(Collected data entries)

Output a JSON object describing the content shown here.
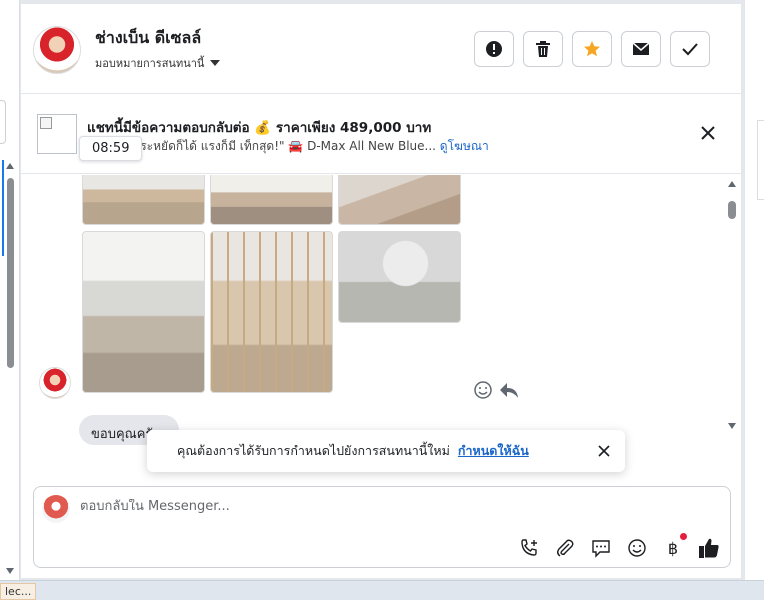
{
  "header": {
    "name": "ช่างเบ็น ดีเซลล์",
    "assign_label": "มอบหมายการสนทนานี้"
  },
  "ad": {
    "title": "แชทนี้มีข้อความตอบกลับต่อ 💰 ราคาเพียง 489,000 บาท",
    "subtitle_text": "\"Power ประหยัดก็ได้ แรงก็มี เท็กสุด!\" 🚘 D-Max All New Blue...",
    "subtitle_link": "ดูโฆษณา",
    "timestamp": "08:59"
  },
  "chat": {
    "bubble_text": "ขอบคุณครับ"
  },
  "toast": {
    "message": "คุณต้องการได้รับการกำหนดไปยังการสนทนานี้ใหม่",
    "cta": "กำหนดให้ฉัน"
  },
  "composer": {
    "placeholder": "ตอบกลับใน Messenger...",
    "currency_symbol": "฿"
  },
  "taskbar": {
    "chip": "lec..."
  },
  "colors": {
    "accent": "#1a66c9",
    "star": "#f5a623",
    "notification": "#e41e3f"
  }
}
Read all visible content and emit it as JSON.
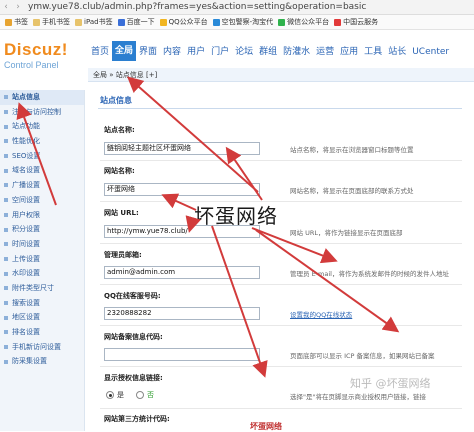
{
  "browser": {
    "url": "ymw.yue78.club/admin.php?frames=yes&action=setting&operation=basic"
  },
  "bookmarks": [
    {
      "label": "书签",
      "icon": "bookmark-star-icon",
      "color": "#e7a431"
    },
    {
      "label": "手机书签",
      "icon": "folder-icon",
      "color": "#e7c36b"
    },
    {
      "label": "iPad书签",
      "icon": "folder-icon",
      "color": "#e7c36b"
    },
    {
      "label": "百度一下",
      "icon": "paw-icon",
      "color": "#3a6fd8"
    },
    {
      "label": "QQ公众平台",
      "icon": "qq-icon",
      "color": "#f1b521"
    },
    {
      "label": "空包警察-淘宝代",
      "icon": "globe-icon",
      "color": "#2a8ad8"
    },
    {
      "label": "微信公众平台",
      "icon": "wechat-icon",
      "color": "#2fb24c"
    },
    {
      "label": "中国云服务",
      "icon": "cloud-icon",
      "color": "#e23a3a"
    }
  ],
  "logo": {
    "title": "Discuz!",
    "subtitle": "Control Panel"
  },
  "nav_tabs": [
    "首页",
    "全局",
    "界面",
    "内容",
    "用户",
    "门户",
    "论坛",
    "群组",
    "防灌水",
    "运营",
    "应用",
    "工具",
    "站长",
    "UCenter"
  ],
  "breadcrumb": "全局 » 站点信息 [+]",
  "sidebar": [
    "站点信息",
    "注册与访问控制",
    "站点功能",
    "性能优化",
    "SEO设置",
    "域名设置",
    "广播设置",
    "空间设置",
    "用户权限",
    "积分设置",
    "时间设置",
    "上传设置",
    "水印设置",
    "附件类型尺寸",
    "搜索设置",
    "地区设置",
    "排名设置",
    "手机新访问设置",
    "防采集设置"
  ],
  "section_title": "站点信息",
  "fields": [
    {
      "label": "站点名称:",
      "value": "鲢钥阅轻主题社区坏蛋网络",
      "desc": "站点名称，将显示在浏览器窗口标题等位置"
    },
    {
      "label": "网站名称:",
      "value": "坏蛋网络",
      "desc": "网站名称，将显示在页面底部的联系方式处"
    },
    {
      "label": "网站 URL:",
      "value": "http://ymw.yue78.club/",
      "desc": "网站 URL，将作为链接显示在页面底部"
    },
    {
      "label": "管理员邮箱:",
      "value": "admin@admin.com",
      "desc": "管理员 E-mail，将作为系统发邮件的时候的发件人地址"
    },
    {
      "label": "QQ在线客服号码:",
      "value": "2320888282",
      "desc": "设置我的QQ在线状态"
    },
    {
      "label": "网站备案信息代码:",
      "value": "",
      "desc": "页面底部可以显示 ICP 备案信息，如果网站已备案"
    },
    {
      "label": "显示授权信息链接:",
      "value": "",
      "desc": "选择\"是\"将在页脚显示商业授权用户链接，链接"
    },
    {
      "label": "网站第三方统计代码:",
      "value": "",
      "desc": ""
    }
  ],
  "radio": {
    "yes": "是",
    "no": "否",
    "selected": "yes"
  },
  "watermark_big": "坏蛋网络",
  "watermark_corner": "知乎 @坏蛋网络",
  "watermark_red": "坏蛋网络",
  "colors": {
    "accent": "#2b7fd0",
    "logo": "#f08b1e",
    "arrow": "#d23b3b"
  }
}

### Directive
Track down the lines that include the word "admin" and copy them.

### Task response
    "url": "ymw.yue78.club/admin.php?frames=yes&action=setting&operation=basic"
      "value": "admin@admin.com",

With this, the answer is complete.